- Text passage -

From the Kitchen or the Factory?

Yesterday I paid a visit to Jing Yang Guan Pickle Shop, which has a historical reputation as one of the “Four Great Pickle Shops in China.” Walking inside, I was greeted with the salty smell of dozens of vats of different types of pickled vegetables. From long, black cucumbers to fiery red pepper-covered cabbage, this store is a veritable pickle mecca.

Da Suan: Recipe post forthcoming
Da Suan: Recipe post forthcoming

However, as soon as I started chatting with the shopkeepers, I was surprised to hear that all of the beautiful pickled vegetables laid out en plein air throughout the shop were actually from a factory! Not only that, but the shopkeepers had no idea about any of the details of the factory– they said that the truck came with the veggies every morning, and that’s all they knew. I got the phone number of the factory from them and left the shop, but not before buying a little sample of my own. IMG_6255

I’m not sure what they are, but the texture was crunchy, and the flavor a mix of salt and a hint of molasses. I asked the shopkeeper if they were insects, but she insisted that they are vegetables. A quick google search has not yielded me the name, but I’ll keep on the lookout for it.

An interesting trend has been popping up that I’d like to investigate– are almost all pickled vegetables on the market here from a factory? Today I went to the outdoor market with the Chinese grandmother I am staying in the home of. Again, the pickled vegetables were displayed in open air pots that made them look home made, but when we asked the woman working at the stand, she said that almost all of the vegetables were from a factory. And indeed, behind here were cardboard boxes from the factory she spoke of filled with vegetables. They were actually all from the Hubei province, far west of the Zhejiang province where Hangzhou (the city I am in) is located.

- Stated goal 1 -
Reproduce the passage on the pickle shop visit from "Yesterday I paid" up to and including "veritable pickle mecca.".
- Stated goal 2 -
Resume the account of the pickled vegetables in Hangzhou, continuing from its final sentence.

- Data provided -
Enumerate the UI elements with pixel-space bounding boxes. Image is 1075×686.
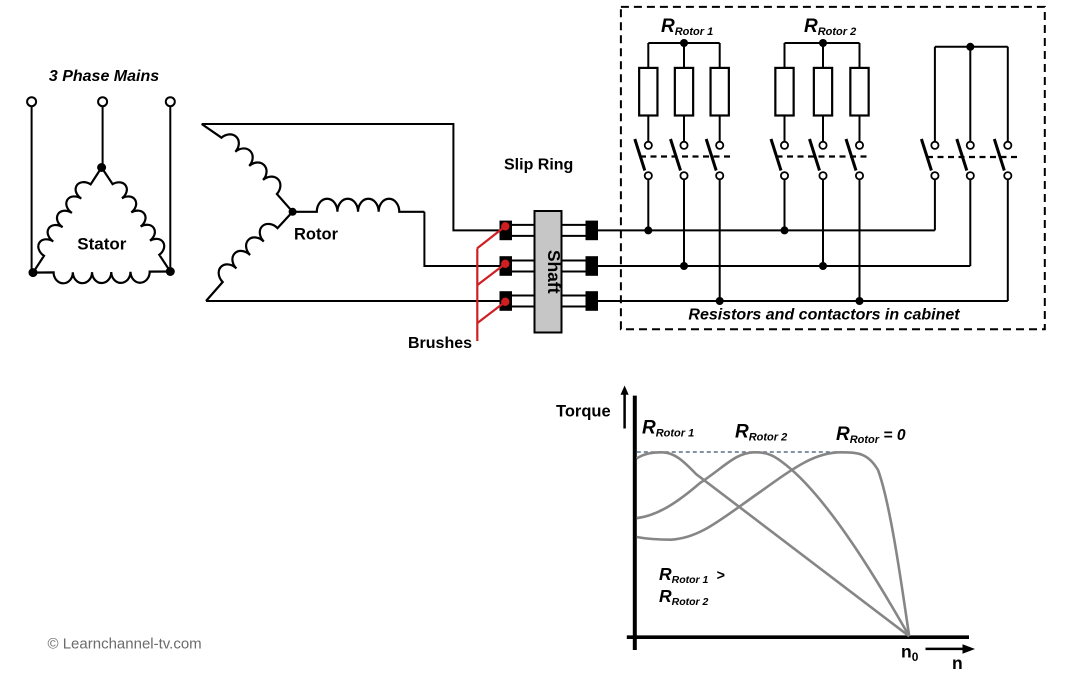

- Reply 1 -
Yesterday I paid a visit to Jing Yang Guan Pickle Shop, which has a historical reputation as one of the “Four Great Pickle Shops in China.” Walking inside, I was greeted with the salty smell of dozens of vats of different types of pickled vegetables. From long, black cucumbers to fiery red pepper-covered cabbage, this store is a veritable pickle mecca.

- Reply 2 -
The grandmother I am staying with told me that she usually does not make her own fermented vegetables, but rather buys some if she wants them. Are factories supplying the vast majority of pickled veggies in China? How are they repeating these processes once specific to the home kitchen on a mass scale?

Today I met with Shen Lirong, the professor who has given me access to his laboratory and the resources of Zhejiang University. Turns out he is friends with the owner of the pickle shop I visited! He said that he will arrange a factory visit for me next week.

In the meantime, I’ll be on the hunt for more small-scale, mom and pop-type pickle operations. Do they exist? Do people want them to exist?

Why Pickles?

And so we begin. I have embarked on a 1 month journey to Hangzhou, China. My purpose here is to study traditional Chinese fermentation techniques, particularly fermented vegetables, which has been generously funded by the Yale Global Food Fellowship.

I tell people here that I’m studying 泡菜 (pickled vegetables), and I receive a snigger or a pair of wide eyes. It’s like someone coming to America to study mayonnaise. How could anyone find interest, meaning, in something so mundane?

So, why am I studying pickled vegetables? I’m here because I believe that fermentation is a fundamentally sustainable method of both storing food and staving off food waste. For centuries, the Chinese have used the process of fermentation to preserve nutrients, enhance flavor, and increase digestibility. However since the rapid rise of refrigerator ownership following Deng Xioping’s economic reforms in the late 1970’s, many Chinese, particularly the urban population, have developed a certain obsession with “fresh-ness” that falls in opposition to the idea of pickled vegetables. Much of the younger generation has forgotten the old recipes for pickled vegetables, and have no interest in relearning them. I want to record these recipes, not only because they may soon be gone, but also because I see fermentation as a glimmer of hope within the sustainable food movement that has long been under-recognized.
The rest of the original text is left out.